*WHAT YOU SHOULD DO*:
The whole listing should be retyped exactly as it appears.

*DATA PROVIDED*:
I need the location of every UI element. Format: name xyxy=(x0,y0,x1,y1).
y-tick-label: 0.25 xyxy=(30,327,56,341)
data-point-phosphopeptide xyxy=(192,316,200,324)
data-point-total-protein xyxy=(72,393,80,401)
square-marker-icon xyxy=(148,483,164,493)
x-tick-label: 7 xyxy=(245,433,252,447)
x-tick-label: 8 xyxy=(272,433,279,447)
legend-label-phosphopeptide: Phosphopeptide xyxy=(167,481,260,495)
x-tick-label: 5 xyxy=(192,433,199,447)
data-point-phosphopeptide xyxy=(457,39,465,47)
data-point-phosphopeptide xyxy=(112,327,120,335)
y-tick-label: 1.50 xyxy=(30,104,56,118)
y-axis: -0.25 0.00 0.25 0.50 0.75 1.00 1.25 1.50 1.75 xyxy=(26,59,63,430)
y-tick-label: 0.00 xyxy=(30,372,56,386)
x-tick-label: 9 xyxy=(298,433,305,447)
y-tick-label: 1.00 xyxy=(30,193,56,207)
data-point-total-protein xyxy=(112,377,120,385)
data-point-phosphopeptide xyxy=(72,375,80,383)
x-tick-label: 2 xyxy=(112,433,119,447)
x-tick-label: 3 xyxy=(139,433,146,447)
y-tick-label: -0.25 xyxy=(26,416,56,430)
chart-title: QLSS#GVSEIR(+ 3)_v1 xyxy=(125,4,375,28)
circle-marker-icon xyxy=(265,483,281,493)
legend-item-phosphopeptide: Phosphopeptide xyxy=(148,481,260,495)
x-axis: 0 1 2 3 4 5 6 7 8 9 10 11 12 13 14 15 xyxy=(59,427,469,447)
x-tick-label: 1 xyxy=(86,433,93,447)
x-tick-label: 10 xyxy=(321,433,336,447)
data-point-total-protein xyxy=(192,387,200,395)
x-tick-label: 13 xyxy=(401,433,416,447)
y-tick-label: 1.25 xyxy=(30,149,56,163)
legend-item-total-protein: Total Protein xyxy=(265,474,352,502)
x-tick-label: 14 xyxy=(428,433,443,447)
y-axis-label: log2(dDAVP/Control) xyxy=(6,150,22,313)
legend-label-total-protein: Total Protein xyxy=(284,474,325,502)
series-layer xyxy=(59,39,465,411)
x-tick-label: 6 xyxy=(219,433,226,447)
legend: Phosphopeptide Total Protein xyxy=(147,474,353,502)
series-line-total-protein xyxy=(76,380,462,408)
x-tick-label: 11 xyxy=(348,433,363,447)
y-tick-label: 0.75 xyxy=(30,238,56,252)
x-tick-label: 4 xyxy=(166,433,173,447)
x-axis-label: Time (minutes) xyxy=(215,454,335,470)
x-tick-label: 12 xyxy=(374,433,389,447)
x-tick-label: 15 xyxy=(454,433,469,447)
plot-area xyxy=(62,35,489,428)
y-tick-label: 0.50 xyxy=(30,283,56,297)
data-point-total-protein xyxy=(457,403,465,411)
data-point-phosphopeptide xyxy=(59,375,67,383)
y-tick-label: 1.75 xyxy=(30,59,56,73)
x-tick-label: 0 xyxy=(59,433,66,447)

*EXPECTED OUTPUT*:
I need the location of every UI element. Format: name xyxy=(x0,y0,x1,y1).
y-tick-label: 0.25 xyxy=(30,327,56,341)
data-point-phosphopeptide xyxy=(192,316,200,324)
data-point-total-protein xyxy=(72,393,80,401)
square-marker-icon xyxy=(148,483,164,493)
x-tick-label: 7 xyxy=(245,433,252,447)
x-tick-label: 8 xyxy=(272,433,279,447)
legend-label-phosphopeptide: Phosphopeptide xyxy=(167,481,260,495)
x-tick-label: 5 xyxy=(192,433,199,447)
data-point-phosphopeptide xyxy=(457,39,465,47)
data-point-phosphopeptide xyxy=(112,327,120,335)
y-tick-label: 1.50 xyxy=(30,104,56,118)
y-axis: -0.25 0.00 0.25 0.50 0.75 1.00 1.25 1.50 1.75 xyxy=(26,59,63,430)
y-tick-label: 0.00 xyxy=(30,372,56,386)
x-tick-label: 9 xyxy=(298,433,305,447)
y-tick-label: 1.00 xyxy=(30,193,56,207)
data-point-total-protein xyxy=(112,377,120,385)
data-point-phosphopeptide xyxy=(72,375,80,383)
x-tick-label: 2 xyxy=(112,433,119,447)
x-tick-label: 3 xyxy=(139,433,146,447)
y-tick-label: -0.25 xyxy=(26,416,56,430)
chart-title: QLSS#GVSEIR(+ 3)_v1 xyxy=(125,4,375,28)
circle-marker-icon xyxy=(265,483,281,493)
legend-item-phosphopeptide: Phosphopeptide xyxy=(148,481,260,495)
x-axis: 0 1 2 3 4 5 6 7 8 9 10 11 12 13 14 15 xyxy=(59,427,469,447)
x-tick-label: 1 xyxy=(86,433,93,447)
x-tick-label: 10 xyxy=(321,433,336,447)
data-point-total-protein xyxy=(192,387,200,395)
x-tick-label: 13 xyxy=(401,433,416,447)
y-tick-label: 1.25 xyxy=(30,149,56,163)
legend-item-total-protein: Total Protein xyxy=(265,474,352,502)
x-tick-label: 14 xyxy=(428,433,443,447)
y-axis-label: log2(dDAVP/Control) xyxy=(6,150,22,313)
legend-label-total-protein: Total Protein xyxy=(284,474,325,502)
series-layer xyxy=(59,39,465,411)
x-tick-label: 6 xyxy=(219,433,226,447)
legend: Phosphopeptide Total Protein xyxy=(147,474,353,502)
series-line-total-protein xyxy=(76,380,462,408)
x-tick-label: 11 xyxy=(348,433,363,447)
y-tick-label: 0.75 xyxy=(30,238,56,252)
x-tick-label: 4 xyxy=(166,433,173,447)
x-axis-label: Time (minutes) xyxy=(215,454,335,470)
x-tick-label: 12 xyxy=(374,433,389,447)
x-tick-label: 15 xyxy=(454,433,469,447)
plot-area xyxy=(62,35,489,428)
y-tick-label: 0.50 xyxy=(30,283,56,297)
data-point-total-protein xyxy=(457,403,465,411)
data-point-phosphopeptide xyxy=(59,375,67,383)
y-tick-label: 1.75 xyxy=(30,59,56,73)
x-tick-label: 0 xyxy=(59,433,66,447)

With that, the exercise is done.